### PROBLEM TO WORK ON
Return exactly the span of lines that opens with the line containing "Serialize everything readable" and closes with the last line of the data, inclusive.

[start of DATA RECORDS]

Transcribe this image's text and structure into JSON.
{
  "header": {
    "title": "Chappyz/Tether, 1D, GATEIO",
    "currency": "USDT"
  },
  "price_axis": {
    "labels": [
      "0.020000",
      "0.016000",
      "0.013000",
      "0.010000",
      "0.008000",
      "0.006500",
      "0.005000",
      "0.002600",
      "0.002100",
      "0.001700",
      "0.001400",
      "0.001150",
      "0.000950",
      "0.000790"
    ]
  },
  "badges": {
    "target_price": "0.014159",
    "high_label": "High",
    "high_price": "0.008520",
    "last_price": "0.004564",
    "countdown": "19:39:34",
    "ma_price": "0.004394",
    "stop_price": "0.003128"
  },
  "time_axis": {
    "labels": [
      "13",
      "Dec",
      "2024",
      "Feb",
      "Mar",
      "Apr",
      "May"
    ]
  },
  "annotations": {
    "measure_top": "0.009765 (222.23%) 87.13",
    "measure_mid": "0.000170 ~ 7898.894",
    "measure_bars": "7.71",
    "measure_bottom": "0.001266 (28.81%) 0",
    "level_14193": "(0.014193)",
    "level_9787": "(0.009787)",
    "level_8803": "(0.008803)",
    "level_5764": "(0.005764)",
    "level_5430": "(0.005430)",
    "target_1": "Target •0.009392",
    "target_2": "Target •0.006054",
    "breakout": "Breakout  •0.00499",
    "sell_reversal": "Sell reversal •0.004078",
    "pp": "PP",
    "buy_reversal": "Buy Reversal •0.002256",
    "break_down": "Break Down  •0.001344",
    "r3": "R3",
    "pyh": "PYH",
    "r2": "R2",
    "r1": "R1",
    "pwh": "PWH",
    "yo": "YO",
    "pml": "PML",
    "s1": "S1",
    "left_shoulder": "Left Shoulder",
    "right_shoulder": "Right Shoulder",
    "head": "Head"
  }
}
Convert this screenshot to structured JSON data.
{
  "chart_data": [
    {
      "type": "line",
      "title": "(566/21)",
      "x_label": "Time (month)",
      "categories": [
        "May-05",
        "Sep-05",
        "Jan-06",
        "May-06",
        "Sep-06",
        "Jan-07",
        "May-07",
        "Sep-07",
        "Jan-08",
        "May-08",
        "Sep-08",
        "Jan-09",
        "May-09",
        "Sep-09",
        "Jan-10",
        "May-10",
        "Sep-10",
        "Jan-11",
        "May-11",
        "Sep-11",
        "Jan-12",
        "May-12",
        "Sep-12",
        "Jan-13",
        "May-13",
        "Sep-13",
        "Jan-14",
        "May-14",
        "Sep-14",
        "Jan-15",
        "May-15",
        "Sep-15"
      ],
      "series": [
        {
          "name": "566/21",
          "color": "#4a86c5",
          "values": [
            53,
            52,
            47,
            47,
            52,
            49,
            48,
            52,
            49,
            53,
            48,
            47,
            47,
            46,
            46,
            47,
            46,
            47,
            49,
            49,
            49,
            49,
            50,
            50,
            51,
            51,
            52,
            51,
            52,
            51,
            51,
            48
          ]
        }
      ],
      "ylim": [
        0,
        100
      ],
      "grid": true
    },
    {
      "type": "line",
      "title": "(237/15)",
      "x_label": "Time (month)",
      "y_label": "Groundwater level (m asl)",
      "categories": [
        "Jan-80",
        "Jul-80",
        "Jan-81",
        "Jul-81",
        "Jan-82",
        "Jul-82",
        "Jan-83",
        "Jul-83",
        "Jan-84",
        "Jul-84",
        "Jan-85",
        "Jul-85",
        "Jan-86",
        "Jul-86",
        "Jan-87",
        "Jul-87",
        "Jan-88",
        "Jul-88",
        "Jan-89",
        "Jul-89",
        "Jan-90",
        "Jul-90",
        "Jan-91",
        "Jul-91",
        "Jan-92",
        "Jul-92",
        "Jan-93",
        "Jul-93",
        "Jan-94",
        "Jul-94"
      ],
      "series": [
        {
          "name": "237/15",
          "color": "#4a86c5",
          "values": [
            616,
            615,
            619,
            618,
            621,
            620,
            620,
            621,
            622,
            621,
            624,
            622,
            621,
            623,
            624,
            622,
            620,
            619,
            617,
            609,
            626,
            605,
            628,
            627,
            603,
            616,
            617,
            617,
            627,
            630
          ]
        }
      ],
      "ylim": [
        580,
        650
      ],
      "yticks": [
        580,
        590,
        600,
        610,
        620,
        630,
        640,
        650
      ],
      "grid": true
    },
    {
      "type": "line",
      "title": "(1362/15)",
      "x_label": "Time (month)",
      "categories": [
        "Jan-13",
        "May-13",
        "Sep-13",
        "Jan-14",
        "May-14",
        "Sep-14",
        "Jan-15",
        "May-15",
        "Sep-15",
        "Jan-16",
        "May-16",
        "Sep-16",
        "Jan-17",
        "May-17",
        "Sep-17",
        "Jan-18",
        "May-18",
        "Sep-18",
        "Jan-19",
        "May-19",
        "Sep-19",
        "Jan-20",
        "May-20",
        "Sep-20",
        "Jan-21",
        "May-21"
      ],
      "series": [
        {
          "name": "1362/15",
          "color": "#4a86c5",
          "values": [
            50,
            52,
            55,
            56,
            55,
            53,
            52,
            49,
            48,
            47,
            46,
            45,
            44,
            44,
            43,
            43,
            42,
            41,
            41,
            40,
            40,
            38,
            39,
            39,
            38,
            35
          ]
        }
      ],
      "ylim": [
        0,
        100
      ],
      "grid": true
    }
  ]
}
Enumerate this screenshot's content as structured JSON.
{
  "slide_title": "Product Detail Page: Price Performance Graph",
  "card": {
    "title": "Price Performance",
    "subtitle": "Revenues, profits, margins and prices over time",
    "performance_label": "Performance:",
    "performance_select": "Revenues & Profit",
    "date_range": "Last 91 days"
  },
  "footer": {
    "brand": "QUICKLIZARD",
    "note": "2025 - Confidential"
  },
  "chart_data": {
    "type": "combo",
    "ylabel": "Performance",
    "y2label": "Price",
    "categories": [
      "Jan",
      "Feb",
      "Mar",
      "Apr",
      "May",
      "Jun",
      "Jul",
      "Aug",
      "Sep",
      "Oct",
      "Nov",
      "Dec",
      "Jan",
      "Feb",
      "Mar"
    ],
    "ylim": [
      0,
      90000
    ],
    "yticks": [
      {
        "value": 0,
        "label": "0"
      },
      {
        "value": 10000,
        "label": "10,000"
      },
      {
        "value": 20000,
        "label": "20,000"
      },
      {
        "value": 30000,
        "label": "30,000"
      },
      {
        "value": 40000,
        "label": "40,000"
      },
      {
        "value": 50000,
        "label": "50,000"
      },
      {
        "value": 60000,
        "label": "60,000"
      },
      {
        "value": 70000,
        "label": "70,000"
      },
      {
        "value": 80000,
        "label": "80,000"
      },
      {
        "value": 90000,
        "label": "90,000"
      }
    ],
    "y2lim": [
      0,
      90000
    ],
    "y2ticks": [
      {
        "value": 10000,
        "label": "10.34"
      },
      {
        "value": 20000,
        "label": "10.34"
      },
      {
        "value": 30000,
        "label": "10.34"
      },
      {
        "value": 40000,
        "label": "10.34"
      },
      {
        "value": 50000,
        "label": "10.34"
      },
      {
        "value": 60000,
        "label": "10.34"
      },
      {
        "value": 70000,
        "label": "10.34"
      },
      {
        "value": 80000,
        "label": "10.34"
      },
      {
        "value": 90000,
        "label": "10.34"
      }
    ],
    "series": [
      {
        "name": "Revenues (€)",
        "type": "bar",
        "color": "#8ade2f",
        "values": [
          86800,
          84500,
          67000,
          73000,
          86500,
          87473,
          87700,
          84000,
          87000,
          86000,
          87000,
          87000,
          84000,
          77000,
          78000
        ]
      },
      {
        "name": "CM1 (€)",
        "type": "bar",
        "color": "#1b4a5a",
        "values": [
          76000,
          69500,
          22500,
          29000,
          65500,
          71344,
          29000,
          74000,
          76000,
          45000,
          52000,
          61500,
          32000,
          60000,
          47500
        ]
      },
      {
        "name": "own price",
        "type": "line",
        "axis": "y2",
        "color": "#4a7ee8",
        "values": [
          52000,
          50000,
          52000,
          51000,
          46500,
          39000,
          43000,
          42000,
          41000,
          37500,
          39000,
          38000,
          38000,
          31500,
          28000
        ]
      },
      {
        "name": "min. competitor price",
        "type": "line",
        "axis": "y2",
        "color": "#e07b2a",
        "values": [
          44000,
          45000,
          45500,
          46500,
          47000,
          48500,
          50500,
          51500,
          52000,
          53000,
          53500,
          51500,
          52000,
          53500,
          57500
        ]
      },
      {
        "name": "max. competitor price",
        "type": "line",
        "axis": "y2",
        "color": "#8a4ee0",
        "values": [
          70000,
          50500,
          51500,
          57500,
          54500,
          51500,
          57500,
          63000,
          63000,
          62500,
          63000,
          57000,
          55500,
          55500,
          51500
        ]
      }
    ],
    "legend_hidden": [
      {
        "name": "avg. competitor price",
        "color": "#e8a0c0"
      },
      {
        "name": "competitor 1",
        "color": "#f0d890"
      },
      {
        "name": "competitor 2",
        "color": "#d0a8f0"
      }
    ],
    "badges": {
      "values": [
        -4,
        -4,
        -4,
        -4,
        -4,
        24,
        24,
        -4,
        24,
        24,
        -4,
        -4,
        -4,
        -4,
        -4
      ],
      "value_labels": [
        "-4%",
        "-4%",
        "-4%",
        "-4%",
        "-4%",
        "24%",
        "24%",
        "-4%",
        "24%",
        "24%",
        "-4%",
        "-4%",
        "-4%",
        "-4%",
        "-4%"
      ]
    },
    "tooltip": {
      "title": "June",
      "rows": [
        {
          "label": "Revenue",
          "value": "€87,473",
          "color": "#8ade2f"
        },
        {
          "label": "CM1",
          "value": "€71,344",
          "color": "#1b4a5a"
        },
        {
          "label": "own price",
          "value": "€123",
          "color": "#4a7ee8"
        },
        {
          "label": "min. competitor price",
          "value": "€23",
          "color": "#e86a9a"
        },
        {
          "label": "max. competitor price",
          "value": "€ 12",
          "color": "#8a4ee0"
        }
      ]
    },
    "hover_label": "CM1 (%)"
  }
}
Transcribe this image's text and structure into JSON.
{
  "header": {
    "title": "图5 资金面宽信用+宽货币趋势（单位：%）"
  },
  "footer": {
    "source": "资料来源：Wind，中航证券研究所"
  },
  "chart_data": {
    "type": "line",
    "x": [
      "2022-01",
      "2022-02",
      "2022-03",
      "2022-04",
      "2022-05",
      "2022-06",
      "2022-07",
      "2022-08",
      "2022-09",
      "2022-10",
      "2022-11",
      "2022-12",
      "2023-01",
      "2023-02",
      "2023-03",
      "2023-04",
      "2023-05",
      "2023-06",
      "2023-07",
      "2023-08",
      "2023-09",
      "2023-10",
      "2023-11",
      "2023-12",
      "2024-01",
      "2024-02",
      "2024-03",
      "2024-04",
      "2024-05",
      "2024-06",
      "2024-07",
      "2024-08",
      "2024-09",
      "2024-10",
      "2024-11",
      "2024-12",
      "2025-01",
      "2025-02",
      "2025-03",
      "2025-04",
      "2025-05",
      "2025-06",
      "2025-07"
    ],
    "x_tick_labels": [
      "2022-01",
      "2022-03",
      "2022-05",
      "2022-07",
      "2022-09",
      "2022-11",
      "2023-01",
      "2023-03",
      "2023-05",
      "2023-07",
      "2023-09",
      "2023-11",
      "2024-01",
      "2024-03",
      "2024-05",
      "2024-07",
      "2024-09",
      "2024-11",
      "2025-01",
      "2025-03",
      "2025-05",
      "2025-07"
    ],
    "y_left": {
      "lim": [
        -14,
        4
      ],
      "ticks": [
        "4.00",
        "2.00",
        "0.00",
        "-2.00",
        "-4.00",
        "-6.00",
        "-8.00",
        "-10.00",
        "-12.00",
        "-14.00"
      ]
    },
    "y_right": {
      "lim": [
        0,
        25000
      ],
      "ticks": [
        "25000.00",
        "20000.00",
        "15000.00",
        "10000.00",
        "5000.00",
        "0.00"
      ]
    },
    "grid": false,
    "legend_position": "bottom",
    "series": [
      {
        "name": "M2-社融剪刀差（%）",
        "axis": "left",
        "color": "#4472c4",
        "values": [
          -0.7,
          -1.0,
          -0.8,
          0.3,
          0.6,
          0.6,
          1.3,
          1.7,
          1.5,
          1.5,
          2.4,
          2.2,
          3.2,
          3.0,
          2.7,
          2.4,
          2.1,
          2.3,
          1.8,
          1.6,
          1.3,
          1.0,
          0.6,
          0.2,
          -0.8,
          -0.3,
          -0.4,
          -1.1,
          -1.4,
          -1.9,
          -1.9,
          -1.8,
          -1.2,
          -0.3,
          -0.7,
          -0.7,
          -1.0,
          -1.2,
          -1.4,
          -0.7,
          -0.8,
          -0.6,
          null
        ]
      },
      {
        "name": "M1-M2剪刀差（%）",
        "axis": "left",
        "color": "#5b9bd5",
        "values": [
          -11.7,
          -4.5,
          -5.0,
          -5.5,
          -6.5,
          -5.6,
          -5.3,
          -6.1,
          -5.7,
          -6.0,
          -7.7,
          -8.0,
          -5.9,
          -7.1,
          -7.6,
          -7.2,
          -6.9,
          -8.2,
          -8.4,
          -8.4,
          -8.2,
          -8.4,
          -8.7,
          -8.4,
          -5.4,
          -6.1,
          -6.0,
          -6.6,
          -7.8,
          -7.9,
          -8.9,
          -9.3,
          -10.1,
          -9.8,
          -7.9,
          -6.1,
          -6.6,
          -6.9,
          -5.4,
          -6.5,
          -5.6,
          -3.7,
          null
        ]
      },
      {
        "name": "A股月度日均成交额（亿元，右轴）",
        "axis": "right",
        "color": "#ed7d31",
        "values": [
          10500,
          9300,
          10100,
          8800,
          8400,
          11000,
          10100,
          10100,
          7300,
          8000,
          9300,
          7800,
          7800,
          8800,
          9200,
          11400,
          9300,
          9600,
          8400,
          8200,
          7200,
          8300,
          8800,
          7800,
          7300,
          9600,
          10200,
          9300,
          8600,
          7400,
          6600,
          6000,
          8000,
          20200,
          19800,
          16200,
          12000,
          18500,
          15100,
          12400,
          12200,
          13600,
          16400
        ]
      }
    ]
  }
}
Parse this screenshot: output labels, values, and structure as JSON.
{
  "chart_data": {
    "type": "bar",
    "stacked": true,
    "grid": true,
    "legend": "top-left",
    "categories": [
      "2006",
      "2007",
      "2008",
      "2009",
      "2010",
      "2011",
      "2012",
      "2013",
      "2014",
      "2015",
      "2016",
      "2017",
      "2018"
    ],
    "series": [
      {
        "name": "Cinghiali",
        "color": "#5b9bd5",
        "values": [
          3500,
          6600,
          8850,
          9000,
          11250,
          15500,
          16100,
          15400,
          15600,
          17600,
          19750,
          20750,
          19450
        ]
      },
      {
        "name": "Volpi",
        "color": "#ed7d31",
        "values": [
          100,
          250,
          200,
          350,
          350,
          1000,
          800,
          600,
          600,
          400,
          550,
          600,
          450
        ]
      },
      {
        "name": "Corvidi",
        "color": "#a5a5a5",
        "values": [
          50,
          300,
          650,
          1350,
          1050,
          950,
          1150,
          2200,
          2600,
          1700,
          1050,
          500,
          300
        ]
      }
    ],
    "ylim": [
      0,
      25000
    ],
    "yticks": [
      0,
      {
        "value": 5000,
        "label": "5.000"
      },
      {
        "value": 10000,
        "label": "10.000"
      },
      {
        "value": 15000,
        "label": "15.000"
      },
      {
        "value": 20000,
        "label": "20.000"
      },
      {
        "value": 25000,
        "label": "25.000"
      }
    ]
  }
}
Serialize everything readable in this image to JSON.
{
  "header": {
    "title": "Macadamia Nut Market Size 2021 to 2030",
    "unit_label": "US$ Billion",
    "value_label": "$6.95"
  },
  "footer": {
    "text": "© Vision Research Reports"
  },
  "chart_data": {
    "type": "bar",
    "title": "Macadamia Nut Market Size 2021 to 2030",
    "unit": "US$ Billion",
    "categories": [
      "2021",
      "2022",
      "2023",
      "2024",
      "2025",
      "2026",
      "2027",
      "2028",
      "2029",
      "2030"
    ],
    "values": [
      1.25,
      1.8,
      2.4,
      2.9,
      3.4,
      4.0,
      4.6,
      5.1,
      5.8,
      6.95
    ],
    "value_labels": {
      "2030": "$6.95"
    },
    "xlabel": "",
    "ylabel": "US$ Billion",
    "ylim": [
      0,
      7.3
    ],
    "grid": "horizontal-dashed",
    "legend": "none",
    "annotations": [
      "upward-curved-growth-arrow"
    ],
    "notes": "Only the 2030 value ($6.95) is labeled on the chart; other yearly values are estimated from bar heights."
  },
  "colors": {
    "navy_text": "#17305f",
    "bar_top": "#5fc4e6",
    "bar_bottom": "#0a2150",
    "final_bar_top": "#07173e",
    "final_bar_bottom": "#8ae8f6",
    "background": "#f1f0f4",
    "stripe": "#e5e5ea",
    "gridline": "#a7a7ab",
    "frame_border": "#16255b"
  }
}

[end of DATA RECORDS]

### TASK OUTPUT
Serialize everything readable in this image to JSON.
{
  "header": {
    "title": "Macadamia Nut Market Size 2021 to 2030",
    "unit_label": "US$ Billion",
    "value_label": "$6.95"
  },
  "footer": {
    "text": "© Vision Research Reports"
  },
  "chart_data": {
    "type": "bar",
    "title": "Macadamia Nut Market Size 2021 to 2030",
    "unit": "US$ Billion",
    "categories": [
      "2021",
      "2022",
      "2023",
      "2024",
      "2025",
      "2026",
      "2027",
      "2028",
      "2029",
      "2030"
    ],
    "values": [
      1.25,
      1.8,
      2.4,
      2.9,
      3.4,
      4.0,
      4.6,
      5.1,
      5.8,
      6.95
    ],
    "value_labels": {
      "2030": "$6.95"
    },
    "xlabel": "",
    "ylabel": "US$ Billion",
    "ylim": [
      0,
      7.3
    ],
    "grid": "horizontal-dashed",
    "legend": "none",
    "annotations": [
      "upward-curved-growth-arrow"
    ],
    "notes": "Only the 2030 value ($6.95) is labeled on the chart; other yearly values are estimated from bar heights."
  },
  "colors": {
    "navy_text": "#17305f",
    "bar_top": "#5fc4e6",
    "bar_bottom": "#0a2150",
    "final_bar_top": "#07173e",
    "final_bar_bottom": "#8ae8f6",
    "background": "#f1f0f4",
    "stripe": "#e5e5ea",
    "gridline": "#a7a7ab",
    "frame_border": "#16255b"
  }
}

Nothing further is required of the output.